_Work required_
All of the lines below are to be transcribed faithfully, with pictures excluded from the copy.
──────────
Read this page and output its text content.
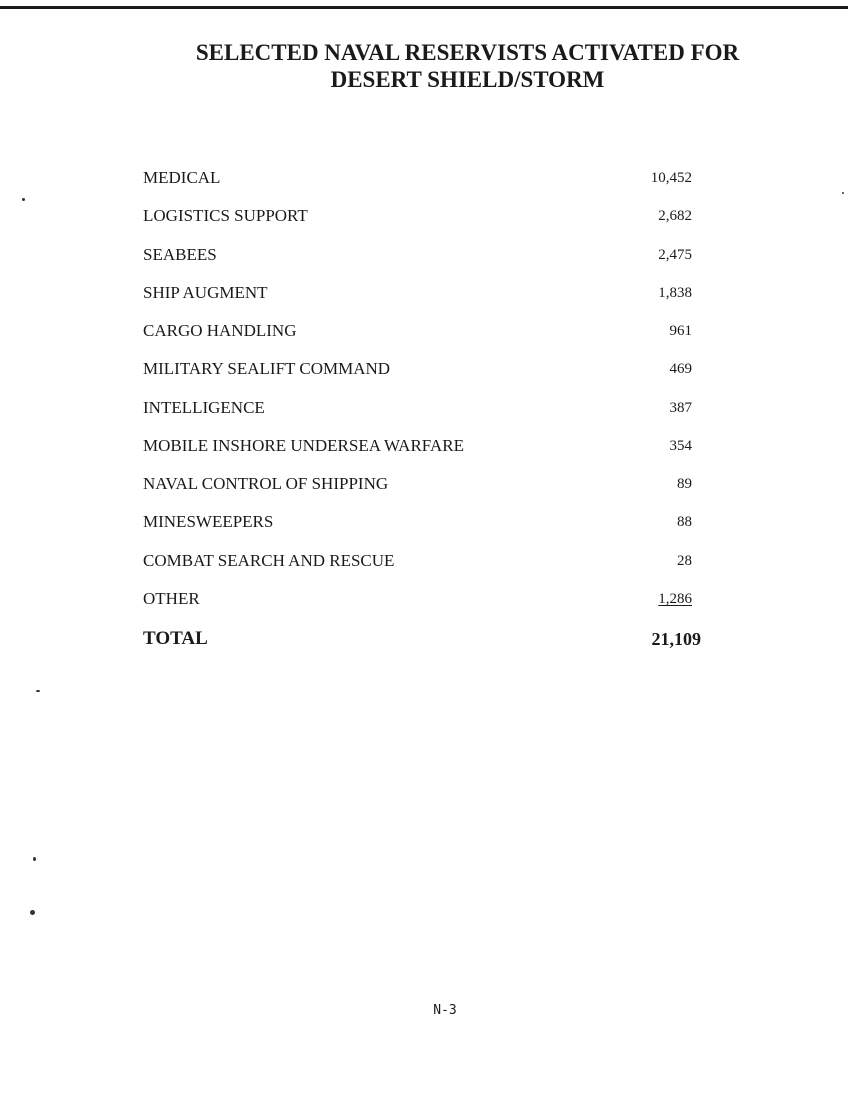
SELECTED NAVAL RESERVISTS ACTIVATED FOR
DESERT SHIELD/STORM
MEDICAL	10,452
LOGISTICS SUPPORT	2,682
SEABEES	2,475
SHIP AUGMENT	1,838
CARGO HANDLING	961
MILITARY SEALIFT COMMAND	469
INTELLIGENCE	387
MOBILE INSHORE UNDERSEA WARFARE	354
NAVAL CONTROL OF SHIPPING	89
MINESWEEPERS	88
COMBAT SEARCH AND RESCUE	28
OTHER	1,286
TOTAL	21,109
N-3
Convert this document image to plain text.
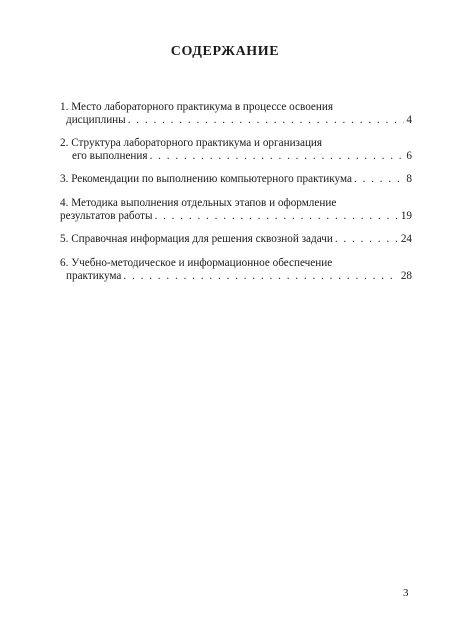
СОДЕРЖАНИЕ
1. Место лабораторного практикума в процессе освоения
дисциплины . . .	4
2. Структура лабораторного практикума и организация
его выполнения . . .	6
3. Рекомендации по выполнению компьютерного практикума . . .	8
4. Методика выполнения отдельных этапов и оформление
результатов работы . . .	19
5. Справочная информация для решения сквозной задачи . . .	24
6. Учебно-методическое и информационное обеспечение
практикума . . .	28
3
──────────
_Complete answer_
Read this page and output its text content.
SELECTED NAVAL RESERVISTS ACTIVATED FOR
DESERT SHIELD/STORM
MEDICAL	10,452
LOGISTICS SUPPORT	2,682
SEABEES	2,475
SHIP AUGMENT	1,838
CARGO HANDLING	961
MILITARY SEALIFT COMMAND	469
INTELLIGENCE	387
MOBILE INSHORE UNDERSEA WARFARE	354
NAVAL CONTROL OF SHIPPING	89
MINESWEEPERS	88
COMBAT SEARCH AND RESCUE	28
OTHER	1,286
TOTAL	21,109
N-3
Convert this document image to plain text.
СОДЕРЖАНИЕ
1. Место лабораторного практикума в процессе освоения
дисциплины . . .	4
2. Структура лабораторного практикума и организация
его выполнения . . .	6
3. Рекомендации по выполнению компьютерного практикума . . .	8
4. Методика выполнения отдельных этапов и оформление
результатов работы . . .	19
5. Справочная информация для решения сквозной задачи . . .	24
6. Учебно-методическое и информационное обеспечение
практикума . . .	28
3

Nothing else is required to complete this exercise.